─── Records supplied

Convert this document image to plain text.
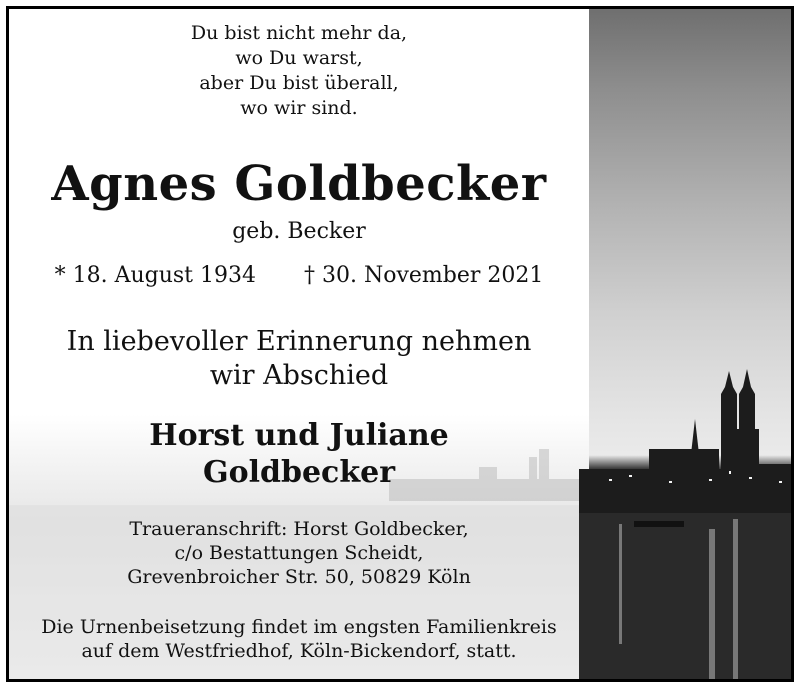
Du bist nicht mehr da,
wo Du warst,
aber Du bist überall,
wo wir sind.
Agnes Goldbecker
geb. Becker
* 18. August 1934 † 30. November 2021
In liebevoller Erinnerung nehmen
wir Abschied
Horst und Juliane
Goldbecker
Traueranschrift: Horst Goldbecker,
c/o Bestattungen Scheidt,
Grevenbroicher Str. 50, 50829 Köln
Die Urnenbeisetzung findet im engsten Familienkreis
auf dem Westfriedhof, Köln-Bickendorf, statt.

──────
─── Records supplied

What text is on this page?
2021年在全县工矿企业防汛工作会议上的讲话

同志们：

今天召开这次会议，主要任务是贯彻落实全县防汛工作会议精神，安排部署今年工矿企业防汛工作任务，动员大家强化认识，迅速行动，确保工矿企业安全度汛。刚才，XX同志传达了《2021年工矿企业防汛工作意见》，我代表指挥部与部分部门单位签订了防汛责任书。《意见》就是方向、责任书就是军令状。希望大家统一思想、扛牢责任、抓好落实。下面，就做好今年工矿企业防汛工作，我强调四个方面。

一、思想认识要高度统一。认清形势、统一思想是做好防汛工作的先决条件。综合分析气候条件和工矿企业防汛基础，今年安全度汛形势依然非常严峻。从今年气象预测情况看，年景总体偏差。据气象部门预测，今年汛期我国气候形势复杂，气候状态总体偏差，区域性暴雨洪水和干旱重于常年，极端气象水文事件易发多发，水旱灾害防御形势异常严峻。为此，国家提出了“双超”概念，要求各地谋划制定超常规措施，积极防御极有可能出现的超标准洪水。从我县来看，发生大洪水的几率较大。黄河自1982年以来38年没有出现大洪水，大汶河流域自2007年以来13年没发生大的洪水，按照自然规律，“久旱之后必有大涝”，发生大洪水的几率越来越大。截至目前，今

──────

## Directions
Each line in the entries above that includes the string "Goldbecker" should be extracted.

## Final result
Agnes Goldbecker
Goldbecker
Traueranschrift: Horst Goldbecker,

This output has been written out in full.